# [Supplied passage]
Showing posts with label proper motion. Show all posts
Showing posts with label proper motion. Show all posts

2017-10-23

linear models for nuisances

The day started with Rodrigo Luger (UW) and Dan Foreman-Mackey (Flatiron) and me discussing a range of projects. They endorsed my general idea of looking for planets by searching resonances! Which is good. We tentatively decided to try to write one of the new ApJ Research Notes about our systematics models for Kepler and other projects. There are a lot of unifying good ideas there; let's spread the Good News. The idea is that it is possible to simultaneously fit a linear model and marginalize it out with a simple linear-algebra move. Work on that started almost immediately.

Lauren Anderson (Flatiron) visualized the proper motions of stars in the Galaxia model as a function of sky position and distance, to see if proper motions can be used to infer distances by methods that are more clever than reduced proper motion. It looks like they can be! We discussed further improvements to the visuals, with help from Vasily Belokurov (Cambridge).

2017-10-20

stellar age–velocity relation

Jonathan Bird (Vandy) and I spent the morning working together on his paper on the age–velocity relationship in the Milky-Way disk. He has absolutely beautiful results, from APOGEE red-clump stars and Gaia DR1 transverse kinematics. The thing that is new is that (thanks Martig and Ness) he has actually useful age estimates for many hundreds of stars. And we will have the same for tens of thousands in the overlap with Gaia DR2. Indeed, we commented in the paper that SDSS-V will make this possible at scale. The great thing about the ages is that even with hundreds of stars, we get a comparable measure of the age–velocity relation to studies that involved orders of magnitude more stars.

# [Raw data]
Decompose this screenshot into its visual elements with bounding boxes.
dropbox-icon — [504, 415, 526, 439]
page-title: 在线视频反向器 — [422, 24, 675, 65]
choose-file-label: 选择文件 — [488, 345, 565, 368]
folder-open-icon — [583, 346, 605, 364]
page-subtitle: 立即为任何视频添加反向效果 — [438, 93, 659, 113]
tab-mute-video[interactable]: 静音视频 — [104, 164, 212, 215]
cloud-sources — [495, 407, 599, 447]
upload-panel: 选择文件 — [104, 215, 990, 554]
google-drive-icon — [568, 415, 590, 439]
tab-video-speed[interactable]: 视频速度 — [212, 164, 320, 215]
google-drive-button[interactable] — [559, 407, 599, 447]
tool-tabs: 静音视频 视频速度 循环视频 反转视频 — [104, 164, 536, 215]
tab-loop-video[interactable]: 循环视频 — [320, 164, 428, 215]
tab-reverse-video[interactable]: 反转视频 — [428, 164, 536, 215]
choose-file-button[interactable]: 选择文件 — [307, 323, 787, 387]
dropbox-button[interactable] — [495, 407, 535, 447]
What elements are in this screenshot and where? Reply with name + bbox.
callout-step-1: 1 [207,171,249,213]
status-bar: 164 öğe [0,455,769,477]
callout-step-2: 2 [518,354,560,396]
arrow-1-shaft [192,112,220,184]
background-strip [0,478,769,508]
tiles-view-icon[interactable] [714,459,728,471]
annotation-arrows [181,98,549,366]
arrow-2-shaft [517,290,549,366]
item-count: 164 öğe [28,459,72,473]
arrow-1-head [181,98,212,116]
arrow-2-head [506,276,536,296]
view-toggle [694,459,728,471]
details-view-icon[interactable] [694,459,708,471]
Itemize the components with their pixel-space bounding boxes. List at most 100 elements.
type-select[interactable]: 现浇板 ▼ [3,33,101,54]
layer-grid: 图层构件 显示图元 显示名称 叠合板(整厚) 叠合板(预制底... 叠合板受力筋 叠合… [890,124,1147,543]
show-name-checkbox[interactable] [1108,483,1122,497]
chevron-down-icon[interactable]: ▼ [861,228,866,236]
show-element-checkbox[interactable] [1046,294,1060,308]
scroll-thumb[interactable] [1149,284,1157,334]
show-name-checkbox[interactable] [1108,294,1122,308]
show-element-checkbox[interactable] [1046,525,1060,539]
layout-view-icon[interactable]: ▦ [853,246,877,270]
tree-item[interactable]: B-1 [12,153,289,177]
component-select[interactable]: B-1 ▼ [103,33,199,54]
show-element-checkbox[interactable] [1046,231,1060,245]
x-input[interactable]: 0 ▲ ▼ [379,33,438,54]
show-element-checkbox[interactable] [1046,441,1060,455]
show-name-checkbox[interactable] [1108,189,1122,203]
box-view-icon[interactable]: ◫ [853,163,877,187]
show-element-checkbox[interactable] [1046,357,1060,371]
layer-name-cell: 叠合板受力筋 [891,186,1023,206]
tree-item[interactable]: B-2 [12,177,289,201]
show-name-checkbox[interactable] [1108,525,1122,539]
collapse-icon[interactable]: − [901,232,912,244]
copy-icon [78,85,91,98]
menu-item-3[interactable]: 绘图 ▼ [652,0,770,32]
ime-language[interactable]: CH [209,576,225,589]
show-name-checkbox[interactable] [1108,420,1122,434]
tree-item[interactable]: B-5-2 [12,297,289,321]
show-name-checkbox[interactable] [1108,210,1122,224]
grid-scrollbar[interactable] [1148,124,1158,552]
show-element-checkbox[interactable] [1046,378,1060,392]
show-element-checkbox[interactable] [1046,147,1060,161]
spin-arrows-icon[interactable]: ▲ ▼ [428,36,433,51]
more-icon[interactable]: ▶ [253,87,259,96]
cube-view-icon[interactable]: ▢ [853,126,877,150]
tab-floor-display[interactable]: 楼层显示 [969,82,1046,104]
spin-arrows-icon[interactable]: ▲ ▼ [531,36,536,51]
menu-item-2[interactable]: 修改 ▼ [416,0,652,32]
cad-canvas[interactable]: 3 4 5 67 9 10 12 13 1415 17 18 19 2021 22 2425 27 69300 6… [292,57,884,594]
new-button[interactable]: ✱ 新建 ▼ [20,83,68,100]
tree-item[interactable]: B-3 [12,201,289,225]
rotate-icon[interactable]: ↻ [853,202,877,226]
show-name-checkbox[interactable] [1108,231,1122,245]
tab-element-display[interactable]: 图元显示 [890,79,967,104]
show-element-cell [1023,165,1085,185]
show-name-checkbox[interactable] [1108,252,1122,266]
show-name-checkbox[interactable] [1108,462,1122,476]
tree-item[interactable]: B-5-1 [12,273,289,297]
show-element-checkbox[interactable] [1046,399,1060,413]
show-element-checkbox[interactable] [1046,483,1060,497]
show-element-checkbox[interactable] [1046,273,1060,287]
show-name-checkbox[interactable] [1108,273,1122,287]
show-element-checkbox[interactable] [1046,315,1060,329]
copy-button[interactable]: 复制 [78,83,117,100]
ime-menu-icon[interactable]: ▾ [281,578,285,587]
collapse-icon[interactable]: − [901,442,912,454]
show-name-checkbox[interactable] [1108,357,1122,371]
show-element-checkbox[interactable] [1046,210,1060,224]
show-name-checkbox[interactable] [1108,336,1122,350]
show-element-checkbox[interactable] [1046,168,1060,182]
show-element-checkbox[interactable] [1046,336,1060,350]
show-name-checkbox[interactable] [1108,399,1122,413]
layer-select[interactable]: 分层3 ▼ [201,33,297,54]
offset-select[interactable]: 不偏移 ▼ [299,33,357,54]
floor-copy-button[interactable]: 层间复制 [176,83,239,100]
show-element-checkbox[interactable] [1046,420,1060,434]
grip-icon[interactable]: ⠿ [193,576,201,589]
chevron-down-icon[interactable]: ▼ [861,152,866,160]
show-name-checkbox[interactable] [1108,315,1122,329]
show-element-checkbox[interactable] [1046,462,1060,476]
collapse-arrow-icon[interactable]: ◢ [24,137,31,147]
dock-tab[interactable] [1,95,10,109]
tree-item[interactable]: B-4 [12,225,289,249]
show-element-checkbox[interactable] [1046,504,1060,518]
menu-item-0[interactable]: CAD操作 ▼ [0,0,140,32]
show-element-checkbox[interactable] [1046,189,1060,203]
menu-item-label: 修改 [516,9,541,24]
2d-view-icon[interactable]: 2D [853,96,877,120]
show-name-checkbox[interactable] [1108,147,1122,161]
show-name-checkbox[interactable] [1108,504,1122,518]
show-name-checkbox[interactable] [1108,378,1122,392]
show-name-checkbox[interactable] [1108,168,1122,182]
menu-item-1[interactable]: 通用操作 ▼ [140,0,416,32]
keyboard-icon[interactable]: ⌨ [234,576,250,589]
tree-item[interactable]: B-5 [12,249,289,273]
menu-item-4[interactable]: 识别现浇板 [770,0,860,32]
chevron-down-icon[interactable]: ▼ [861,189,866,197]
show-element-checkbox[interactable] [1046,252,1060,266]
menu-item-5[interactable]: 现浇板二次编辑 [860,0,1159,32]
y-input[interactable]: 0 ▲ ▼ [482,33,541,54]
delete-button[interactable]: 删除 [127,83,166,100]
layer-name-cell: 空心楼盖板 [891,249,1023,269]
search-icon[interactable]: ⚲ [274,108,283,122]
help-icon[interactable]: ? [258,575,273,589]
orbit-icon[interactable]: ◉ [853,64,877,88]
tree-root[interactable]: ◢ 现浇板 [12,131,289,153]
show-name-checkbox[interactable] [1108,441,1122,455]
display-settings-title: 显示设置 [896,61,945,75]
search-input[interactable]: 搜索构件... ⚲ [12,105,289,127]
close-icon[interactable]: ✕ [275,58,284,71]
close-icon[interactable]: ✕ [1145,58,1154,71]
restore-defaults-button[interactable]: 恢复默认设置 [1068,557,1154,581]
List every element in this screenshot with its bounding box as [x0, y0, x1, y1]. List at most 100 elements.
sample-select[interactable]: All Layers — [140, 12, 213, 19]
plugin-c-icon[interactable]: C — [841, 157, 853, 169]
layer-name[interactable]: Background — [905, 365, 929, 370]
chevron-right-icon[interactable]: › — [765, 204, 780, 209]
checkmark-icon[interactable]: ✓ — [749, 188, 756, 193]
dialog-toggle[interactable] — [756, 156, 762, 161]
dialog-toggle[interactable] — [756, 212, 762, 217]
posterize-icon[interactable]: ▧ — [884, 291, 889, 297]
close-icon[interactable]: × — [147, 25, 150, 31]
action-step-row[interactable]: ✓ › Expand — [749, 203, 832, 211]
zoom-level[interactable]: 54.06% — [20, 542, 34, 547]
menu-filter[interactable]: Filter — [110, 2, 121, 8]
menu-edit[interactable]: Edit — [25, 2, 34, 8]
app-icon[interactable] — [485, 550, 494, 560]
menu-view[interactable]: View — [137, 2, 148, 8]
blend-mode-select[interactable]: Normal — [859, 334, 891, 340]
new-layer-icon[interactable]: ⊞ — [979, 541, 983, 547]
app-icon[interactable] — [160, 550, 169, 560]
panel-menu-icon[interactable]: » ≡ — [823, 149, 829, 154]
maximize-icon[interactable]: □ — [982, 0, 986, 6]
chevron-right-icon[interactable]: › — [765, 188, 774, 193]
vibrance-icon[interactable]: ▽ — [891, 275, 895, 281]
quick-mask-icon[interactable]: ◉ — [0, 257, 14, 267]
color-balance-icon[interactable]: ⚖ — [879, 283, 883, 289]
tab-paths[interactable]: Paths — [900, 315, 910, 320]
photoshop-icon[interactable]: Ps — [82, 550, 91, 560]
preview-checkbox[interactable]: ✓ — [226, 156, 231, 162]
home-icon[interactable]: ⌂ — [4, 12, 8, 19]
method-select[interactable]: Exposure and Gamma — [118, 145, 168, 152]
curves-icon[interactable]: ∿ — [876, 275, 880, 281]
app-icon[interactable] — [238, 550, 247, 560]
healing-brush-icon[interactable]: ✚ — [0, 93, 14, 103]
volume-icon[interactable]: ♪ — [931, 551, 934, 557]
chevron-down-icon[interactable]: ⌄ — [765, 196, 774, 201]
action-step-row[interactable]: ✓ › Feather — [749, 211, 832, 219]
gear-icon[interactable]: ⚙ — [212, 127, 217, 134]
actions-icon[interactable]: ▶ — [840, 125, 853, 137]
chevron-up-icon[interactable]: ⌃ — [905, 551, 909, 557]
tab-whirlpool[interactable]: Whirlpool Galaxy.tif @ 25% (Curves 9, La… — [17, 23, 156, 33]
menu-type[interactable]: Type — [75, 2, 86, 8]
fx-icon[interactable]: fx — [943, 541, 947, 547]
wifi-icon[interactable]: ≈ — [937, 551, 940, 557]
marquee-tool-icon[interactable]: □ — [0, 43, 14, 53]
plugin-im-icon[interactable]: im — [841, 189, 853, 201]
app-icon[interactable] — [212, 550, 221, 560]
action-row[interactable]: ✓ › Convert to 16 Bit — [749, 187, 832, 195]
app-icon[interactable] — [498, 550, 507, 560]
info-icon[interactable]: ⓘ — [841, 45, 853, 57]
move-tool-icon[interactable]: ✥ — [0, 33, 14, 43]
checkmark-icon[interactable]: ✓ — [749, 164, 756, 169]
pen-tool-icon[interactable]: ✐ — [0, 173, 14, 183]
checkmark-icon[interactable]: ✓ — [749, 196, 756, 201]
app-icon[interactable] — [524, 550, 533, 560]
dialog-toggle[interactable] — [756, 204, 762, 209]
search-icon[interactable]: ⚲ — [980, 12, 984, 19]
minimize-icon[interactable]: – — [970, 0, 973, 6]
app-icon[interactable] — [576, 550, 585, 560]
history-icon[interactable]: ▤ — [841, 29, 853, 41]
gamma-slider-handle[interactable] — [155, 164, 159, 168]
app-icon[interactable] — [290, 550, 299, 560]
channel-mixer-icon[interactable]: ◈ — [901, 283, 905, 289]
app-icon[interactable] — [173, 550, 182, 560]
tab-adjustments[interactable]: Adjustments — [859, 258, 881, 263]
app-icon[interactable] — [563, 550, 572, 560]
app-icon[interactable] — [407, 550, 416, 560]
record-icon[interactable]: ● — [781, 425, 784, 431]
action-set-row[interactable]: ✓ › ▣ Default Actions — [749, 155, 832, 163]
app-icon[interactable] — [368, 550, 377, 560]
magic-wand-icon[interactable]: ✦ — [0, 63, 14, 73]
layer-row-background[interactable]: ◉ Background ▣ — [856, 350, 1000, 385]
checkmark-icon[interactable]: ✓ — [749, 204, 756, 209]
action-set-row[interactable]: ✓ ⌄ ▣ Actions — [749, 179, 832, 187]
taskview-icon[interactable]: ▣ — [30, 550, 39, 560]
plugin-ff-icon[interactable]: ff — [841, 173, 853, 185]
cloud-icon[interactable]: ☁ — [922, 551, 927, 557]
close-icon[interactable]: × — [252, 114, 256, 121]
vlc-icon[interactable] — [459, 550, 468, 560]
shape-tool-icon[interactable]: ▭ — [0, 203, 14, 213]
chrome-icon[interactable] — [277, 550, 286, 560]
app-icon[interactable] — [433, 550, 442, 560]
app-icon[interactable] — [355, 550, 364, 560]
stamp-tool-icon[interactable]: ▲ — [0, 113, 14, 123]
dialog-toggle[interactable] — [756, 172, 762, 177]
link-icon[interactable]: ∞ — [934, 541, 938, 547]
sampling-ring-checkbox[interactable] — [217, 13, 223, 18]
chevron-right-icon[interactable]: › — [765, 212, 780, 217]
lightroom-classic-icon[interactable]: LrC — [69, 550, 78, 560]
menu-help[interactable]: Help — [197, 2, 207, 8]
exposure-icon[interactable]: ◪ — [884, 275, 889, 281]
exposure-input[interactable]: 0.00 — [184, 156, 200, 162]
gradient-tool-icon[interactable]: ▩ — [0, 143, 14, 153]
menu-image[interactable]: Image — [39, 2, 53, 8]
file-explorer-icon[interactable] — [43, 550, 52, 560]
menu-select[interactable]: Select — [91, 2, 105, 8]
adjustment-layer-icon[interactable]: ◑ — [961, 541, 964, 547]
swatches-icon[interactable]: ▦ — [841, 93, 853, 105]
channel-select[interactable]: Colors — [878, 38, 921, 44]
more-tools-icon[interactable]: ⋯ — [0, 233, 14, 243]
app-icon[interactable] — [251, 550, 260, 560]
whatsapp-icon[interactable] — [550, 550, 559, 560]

# [Exercise task 1]
Answer these from the blog entries above:
(a) Who discussed a range of projects with the writer on 2017-10-23?
(b) What did Lauren Anderson visualize the proper motions of stars in the Galaxia model as a function of?
(c) Which stars did Jonathan Bird's results come from, together with Gaia DR1 transverse kinematics?
# [Exercise task 2]
List every distinct institution that the blog entries give in parentheses after a person's name.

# [Solution 1]
(a) Rodrigo Luger and Dan Foreman-Mackey.
(b) Sky position and distance.
(c) APOGEE red-clump stars.

# [Solution 2]
UW, Flatiron, Cambridge, Vandy